• YOUR TASK
Wherever the word "this" appears in a line, copy that line.

• ENTRIES PROVIDED
☆ ☆ ☆ ☆
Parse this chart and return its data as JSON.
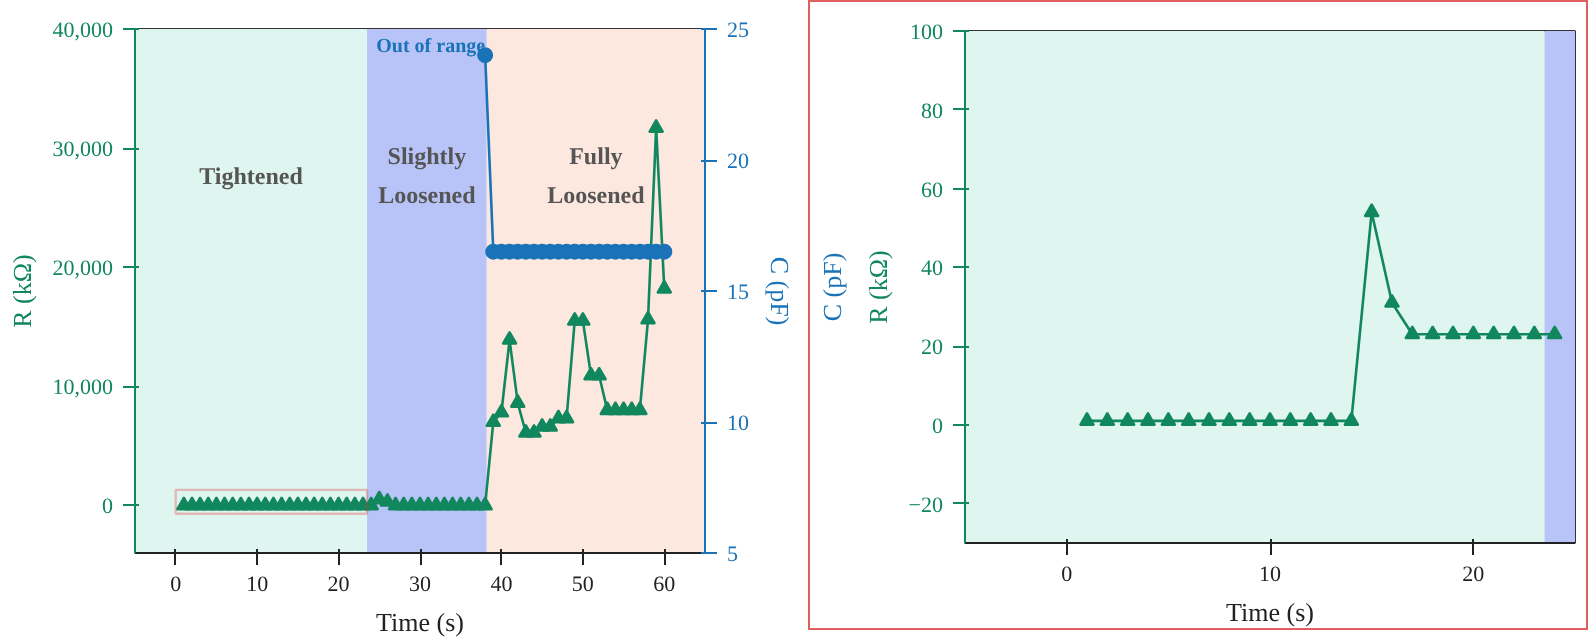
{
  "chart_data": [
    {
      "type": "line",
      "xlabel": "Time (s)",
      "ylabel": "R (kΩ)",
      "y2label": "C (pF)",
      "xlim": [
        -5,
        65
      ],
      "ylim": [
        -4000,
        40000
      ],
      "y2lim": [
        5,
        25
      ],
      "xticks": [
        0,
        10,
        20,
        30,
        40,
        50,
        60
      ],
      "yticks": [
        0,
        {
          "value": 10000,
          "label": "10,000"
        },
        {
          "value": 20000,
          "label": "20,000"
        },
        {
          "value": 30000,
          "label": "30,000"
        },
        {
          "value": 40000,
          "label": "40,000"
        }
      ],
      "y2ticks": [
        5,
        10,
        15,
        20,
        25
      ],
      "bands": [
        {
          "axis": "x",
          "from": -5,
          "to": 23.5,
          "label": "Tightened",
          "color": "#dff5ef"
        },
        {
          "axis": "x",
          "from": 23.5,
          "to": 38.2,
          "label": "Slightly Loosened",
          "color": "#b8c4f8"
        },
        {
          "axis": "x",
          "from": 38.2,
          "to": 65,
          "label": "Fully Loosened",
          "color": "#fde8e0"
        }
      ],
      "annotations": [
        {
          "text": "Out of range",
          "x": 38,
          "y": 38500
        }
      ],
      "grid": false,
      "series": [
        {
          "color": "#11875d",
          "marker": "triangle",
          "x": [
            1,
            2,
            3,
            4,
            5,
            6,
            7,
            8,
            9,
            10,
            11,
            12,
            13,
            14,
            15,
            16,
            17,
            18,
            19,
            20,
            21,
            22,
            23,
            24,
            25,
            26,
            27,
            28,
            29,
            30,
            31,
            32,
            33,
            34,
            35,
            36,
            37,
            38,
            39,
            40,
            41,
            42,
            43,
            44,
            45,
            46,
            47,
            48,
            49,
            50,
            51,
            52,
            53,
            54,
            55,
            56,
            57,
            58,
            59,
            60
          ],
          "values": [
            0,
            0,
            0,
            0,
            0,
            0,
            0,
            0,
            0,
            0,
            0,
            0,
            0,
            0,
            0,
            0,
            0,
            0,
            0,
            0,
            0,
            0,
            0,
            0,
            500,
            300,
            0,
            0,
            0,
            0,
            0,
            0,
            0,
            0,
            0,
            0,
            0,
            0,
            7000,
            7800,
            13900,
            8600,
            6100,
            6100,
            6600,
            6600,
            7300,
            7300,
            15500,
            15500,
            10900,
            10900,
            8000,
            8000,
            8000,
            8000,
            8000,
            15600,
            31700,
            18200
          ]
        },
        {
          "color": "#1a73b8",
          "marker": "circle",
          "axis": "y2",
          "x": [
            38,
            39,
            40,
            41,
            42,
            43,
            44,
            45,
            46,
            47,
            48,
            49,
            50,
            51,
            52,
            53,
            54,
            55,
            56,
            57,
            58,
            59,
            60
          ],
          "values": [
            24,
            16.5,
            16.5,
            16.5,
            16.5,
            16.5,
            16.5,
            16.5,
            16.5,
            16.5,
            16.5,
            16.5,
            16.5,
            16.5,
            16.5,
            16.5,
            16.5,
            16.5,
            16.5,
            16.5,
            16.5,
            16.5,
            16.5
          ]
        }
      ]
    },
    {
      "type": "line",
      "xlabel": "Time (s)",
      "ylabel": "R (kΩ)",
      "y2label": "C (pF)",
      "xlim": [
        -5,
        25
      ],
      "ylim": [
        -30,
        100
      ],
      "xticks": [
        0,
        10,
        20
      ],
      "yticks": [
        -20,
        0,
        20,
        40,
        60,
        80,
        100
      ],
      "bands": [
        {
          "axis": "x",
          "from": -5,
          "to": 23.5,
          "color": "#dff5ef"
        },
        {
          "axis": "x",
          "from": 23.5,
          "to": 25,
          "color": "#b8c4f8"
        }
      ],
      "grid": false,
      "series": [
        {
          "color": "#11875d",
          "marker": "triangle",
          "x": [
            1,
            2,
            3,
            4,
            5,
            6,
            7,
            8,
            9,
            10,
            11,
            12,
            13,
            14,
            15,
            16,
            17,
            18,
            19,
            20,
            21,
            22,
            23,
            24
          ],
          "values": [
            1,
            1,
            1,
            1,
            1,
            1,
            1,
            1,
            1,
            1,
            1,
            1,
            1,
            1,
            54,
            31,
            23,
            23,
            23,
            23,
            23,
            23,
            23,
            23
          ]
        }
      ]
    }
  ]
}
☆ ☆ ☆ ☆
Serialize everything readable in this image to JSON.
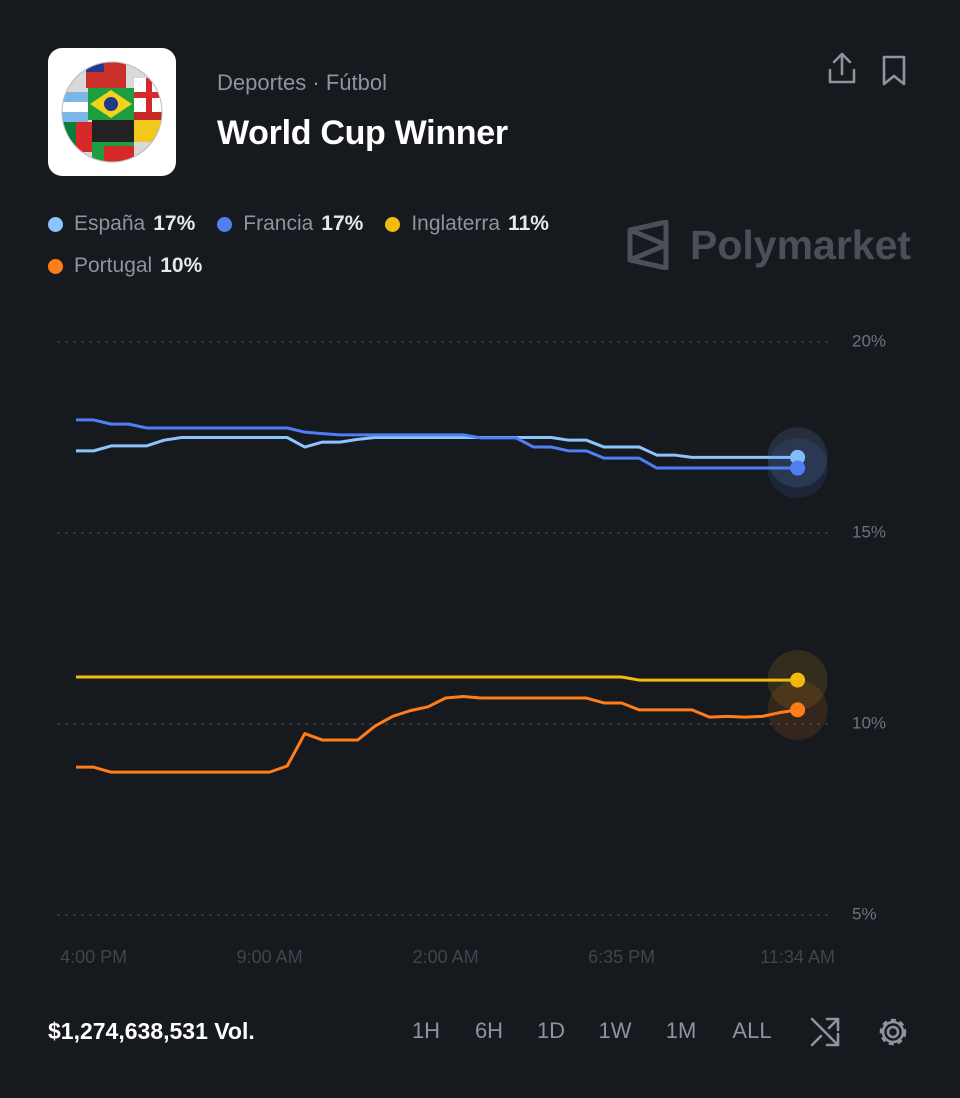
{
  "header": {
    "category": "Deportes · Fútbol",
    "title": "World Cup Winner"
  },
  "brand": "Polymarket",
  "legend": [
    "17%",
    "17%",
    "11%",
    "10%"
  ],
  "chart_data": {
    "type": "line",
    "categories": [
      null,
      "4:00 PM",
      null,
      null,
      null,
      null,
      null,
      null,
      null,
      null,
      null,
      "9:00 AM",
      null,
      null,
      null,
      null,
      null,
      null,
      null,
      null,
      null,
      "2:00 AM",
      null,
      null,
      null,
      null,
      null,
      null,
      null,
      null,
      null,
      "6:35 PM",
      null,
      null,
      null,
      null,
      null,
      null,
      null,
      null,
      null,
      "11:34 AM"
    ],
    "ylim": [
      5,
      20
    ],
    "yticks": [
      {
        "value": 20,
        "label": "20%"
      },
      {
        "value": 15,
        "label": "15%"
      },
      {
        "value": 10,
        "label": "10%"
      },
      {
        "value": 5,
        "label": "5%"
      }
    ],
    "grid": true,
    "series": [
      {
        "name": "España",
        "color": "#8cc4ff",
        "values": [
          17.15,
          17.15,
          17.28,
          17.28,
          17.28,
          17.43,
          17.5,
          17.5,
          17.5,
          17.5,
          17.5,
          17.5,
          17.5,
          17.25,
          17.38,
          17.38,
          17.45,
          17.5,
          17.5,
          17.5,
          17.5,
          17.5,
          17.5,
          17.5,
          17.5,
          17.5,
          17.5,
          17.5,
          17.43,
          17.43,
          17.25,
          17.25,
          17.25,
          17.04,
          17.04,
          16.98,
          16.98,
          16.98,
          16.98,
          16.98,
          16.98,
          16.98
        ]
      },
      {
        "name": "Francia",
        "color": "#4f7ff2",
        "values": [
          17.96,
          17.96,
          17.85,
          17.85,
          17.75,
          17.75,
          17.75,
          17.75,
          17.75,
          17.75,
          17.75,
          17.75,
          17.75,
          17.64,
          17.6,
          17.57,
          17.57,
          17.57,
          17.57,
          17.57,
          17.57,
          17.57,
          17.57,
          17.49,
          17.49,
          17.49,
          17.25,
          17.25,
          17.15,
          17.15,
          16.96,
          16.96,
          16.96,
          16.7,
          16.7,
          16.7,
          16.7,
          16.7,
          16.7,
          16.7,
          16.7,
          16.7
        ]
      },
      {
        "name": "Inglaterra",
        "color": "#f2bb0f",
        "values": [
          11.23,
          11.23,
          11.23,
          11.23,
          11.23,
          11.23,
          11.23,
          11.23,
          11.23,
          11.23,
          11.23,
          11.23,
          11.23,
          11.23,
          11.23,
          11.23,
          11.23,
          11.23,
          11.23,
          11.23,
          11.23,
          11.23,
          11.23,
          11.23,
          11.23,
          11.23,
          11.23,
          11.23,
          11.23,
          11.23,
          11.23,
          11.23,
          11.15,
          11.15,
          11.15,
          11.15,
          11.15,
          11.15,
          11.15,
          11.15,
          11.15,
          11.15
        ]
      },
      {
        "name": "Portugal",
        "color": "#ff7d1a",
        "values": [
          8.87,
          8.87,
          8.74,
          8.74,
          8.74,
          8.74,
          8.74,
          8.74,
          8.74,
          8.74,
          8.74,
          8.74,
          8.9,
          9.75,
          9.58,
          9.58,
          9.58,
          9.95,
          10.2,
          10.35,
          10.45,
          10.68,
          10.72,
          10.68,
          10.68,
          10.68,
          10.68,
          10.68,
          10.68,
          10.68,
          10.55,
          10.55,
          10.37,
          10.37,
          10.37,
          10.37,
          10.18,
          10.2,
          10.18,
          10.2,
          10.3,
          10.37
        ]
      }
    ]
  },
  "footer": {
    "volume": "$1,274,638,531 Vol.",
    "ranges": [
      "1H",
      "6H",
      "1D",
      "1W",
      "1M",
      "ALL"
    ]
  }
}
☆ ☆ ☆ ☆
• IN RESPONSE
Parse this chart and return its data as JSON.
Serialize everything readable in this image to JSON.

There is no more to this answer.